Task input:
'''

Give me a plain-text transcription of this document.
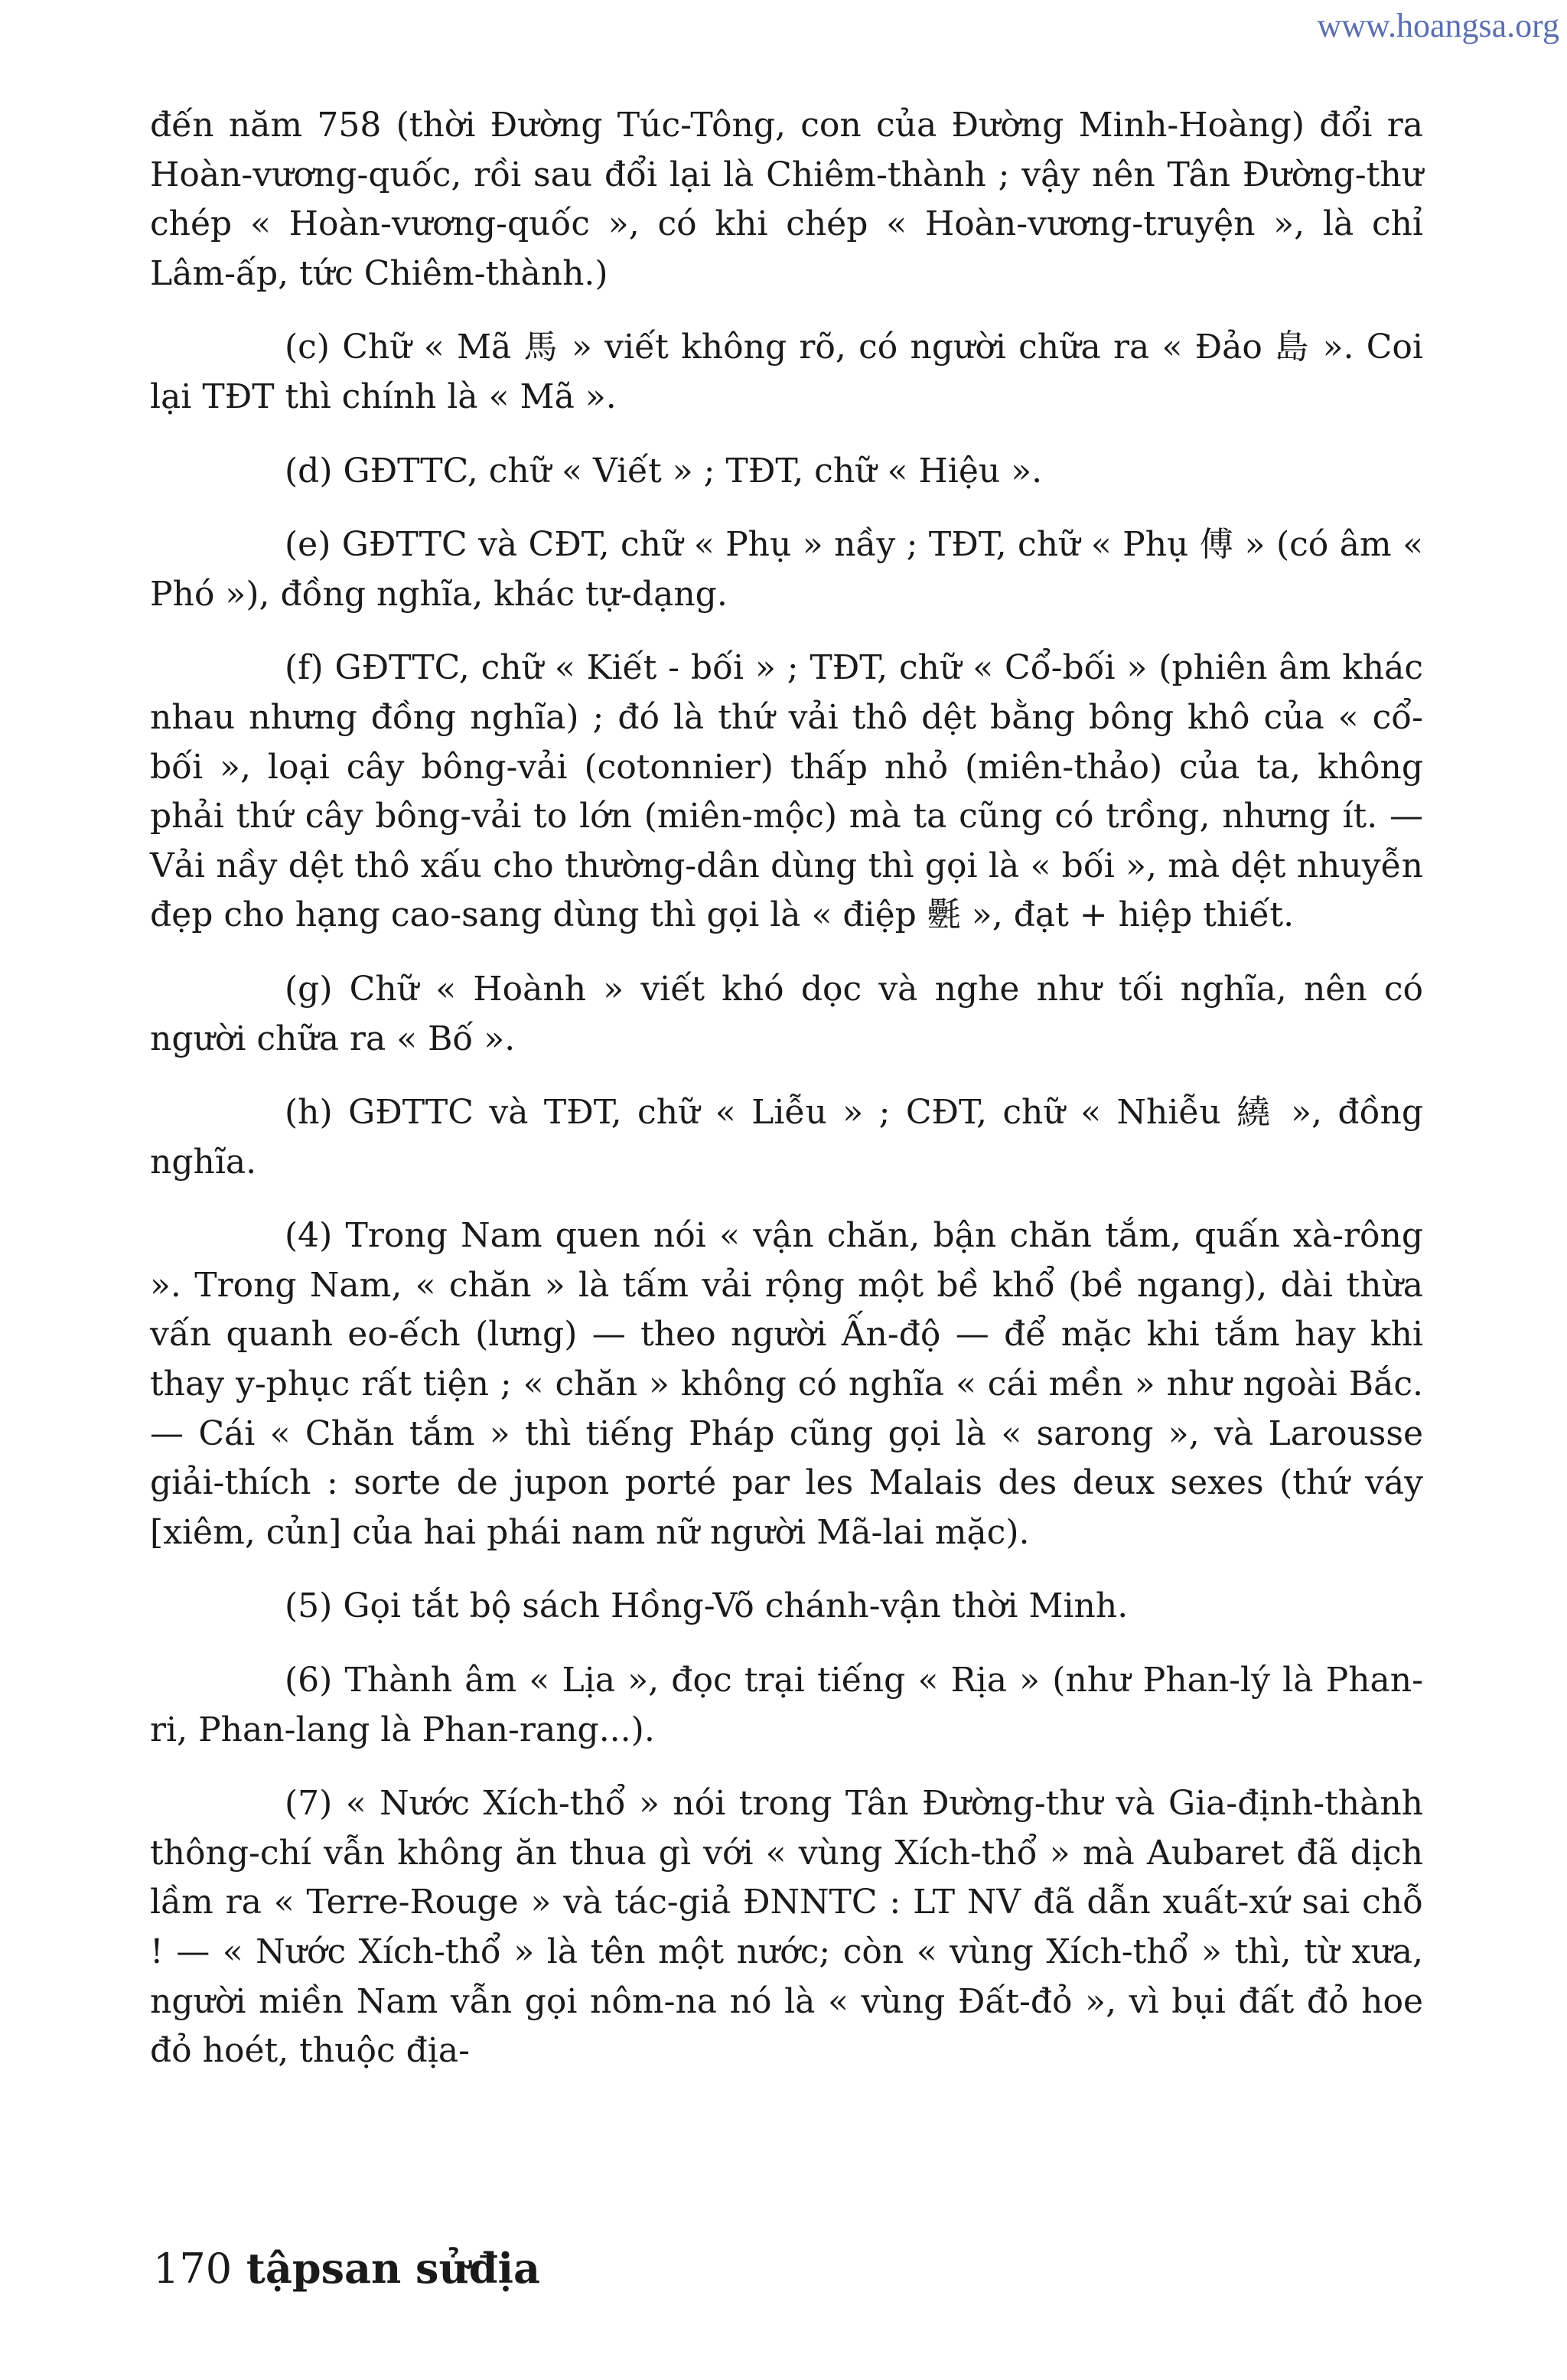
www.hoangsa.org

đến năm 758 (thời Đường Túc-Tông, con của Đường Minh-Hoàng) đổi ra Hoàn-vương-quốc, rồi sau đổi lại là Chiêm-thành ; vậy nên Tân Đường-thư chép « Hoàn-vương-quốc », có khi chép « Hoàn-vương-truyện », là chỉ Lâm-ấp, tức Chiêm-thành.)

(c) Chữ « Mã 馬 » viết không rõ, có người chữa ra « Đảo 島 ». Coi lại TĐT thì chính là « Mã ».

(d) GĐTTC, chữ « Viết » ; TĐT, chữ « Hiệu ».

(e) GĐTTC và CĐT, chữ « Phụ » nầy ; TĐT, chữ « Phụ 傅 » (có âm « Phó »), đồng nghĩa, khác tự-dạng.

(f) GĐTTC, chữ « Kiết - bối » ; TĐT, chữ « Cổ-bối » (phiên âm khác nhau nhưng đồng nghĩa) ; đó là thứ vải thô dệt bằng bông khô của « cổ-bối », loại cây bông-vải (cotonnier) thấp nhỏ (miên-thảo) của ta, không phải thứ cây bông-vải to lớn (miên-mộc) mà ta cũng có trồng, nhưng ít. — Vải nầy dệt thô xấu cho thường-dân dùng thì gọi là « bối », mà dệt nhuyễn đẹp cho hạng cao-sang dùng thì gọi là « điệp 氎 », đạt + hiệp thiết.

(g) Chữ « Hoành » viết khó dọc và nghe như tối nghĩa, nên có người chữa ra « Bố ».

(h) GĐTTC và TĐT, chữ « Liễu » ; CĐT, chữ « Nhiễu 繞 », đồng nghĩa.

(4) Trong Nam quen nói « vận chăn, bận chăn tắm, quấn xà-rông ». Trong Nam, « chăn » là tấm vải rộng một bề khổ (bề ngang), dài thừa vấn quanh eo-ếch (lưng) — theo người Ấn-độ — để mặc khi tắm hay khi thay y-phục rất tiện ; « chăn » không có nghĩa « cái mền » như ngoài Bắc.— Cái « Chăn tắm » thì tiếng Pháp cũng gọi là « sarong », và Larousse giải-thích : sorte de jupon porté par les Malais des deux sexes (thứ váy [xiêm, củn] của hai phái nam nữ người Mã-lai mặc).

(5) Gọi tắt bộ sách Hồng-Võ chánh-vận thời Minh.

(6) Thành âm « Lịa », đọc trại tiếng « Rịa » (như Phan-lý là Phan-ri, Phan-lang là Phan-rang...).

(7) « Nước Xích-thổ » nói trong Tân Đường-thư và Gia-định-thành thông-chí vẫn không ăn thua gì với « vùng Xích-thổ » mà Aubaret đã dịch lầm ra « Terre-Rouge » và tác-giả ĐNNTC : LT NV đã dẫn xuất-xứ sai chỗ ! — « Nước Xích-thổ » là tên một nước; còn « vùng Xích-thổ » thì, từ xưa, người miền Nam vẫn gọi nôm-na nó là « vùng Đất-đỏ », vì bụi đất đỏ hoe đỏ hoét, thuộc địa-

170 tậpsan sửđịa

'''

What you have to do:
Copy each line of the records above that carries the word "đồng".

Written solution:
(e) GĐTTC và CĐT, chữ « Phụ » nầy ; TĐT, chữ « Phụ 傅 » (có âm « Phó »), đồng nghĩa, khác tự-dạng.
(f) GĐTTC, chữ « Kiết - bối » ; TĐT, chữ « Cổ-bối » (phiên âm khác nhau nhưng đồng nghĩa) ; đó là thứ vải thô dệt bằng bông khô của « cổ-bối », loại cây bông-vải (cotonnier) thấp nhỏ (miên-thảo) của ta, không phải thứ cây bông-vải to lớn (miên-mộc) mà ta cũng có trồng, nhưng ít. — Vải nầy dệt thô xấu cho thường-dân dùng thì gọi là « bối », mà dệt nhuyễn đẹp cho hạng cao-sang dùng thì gọi là « điệp 氎 », đạt + hiệp thiết.
(h) GĐTTC và TĐT, chữ « Liễu » ; CĐT, chữ « Nhiễu 繞 », đồng nghĩa.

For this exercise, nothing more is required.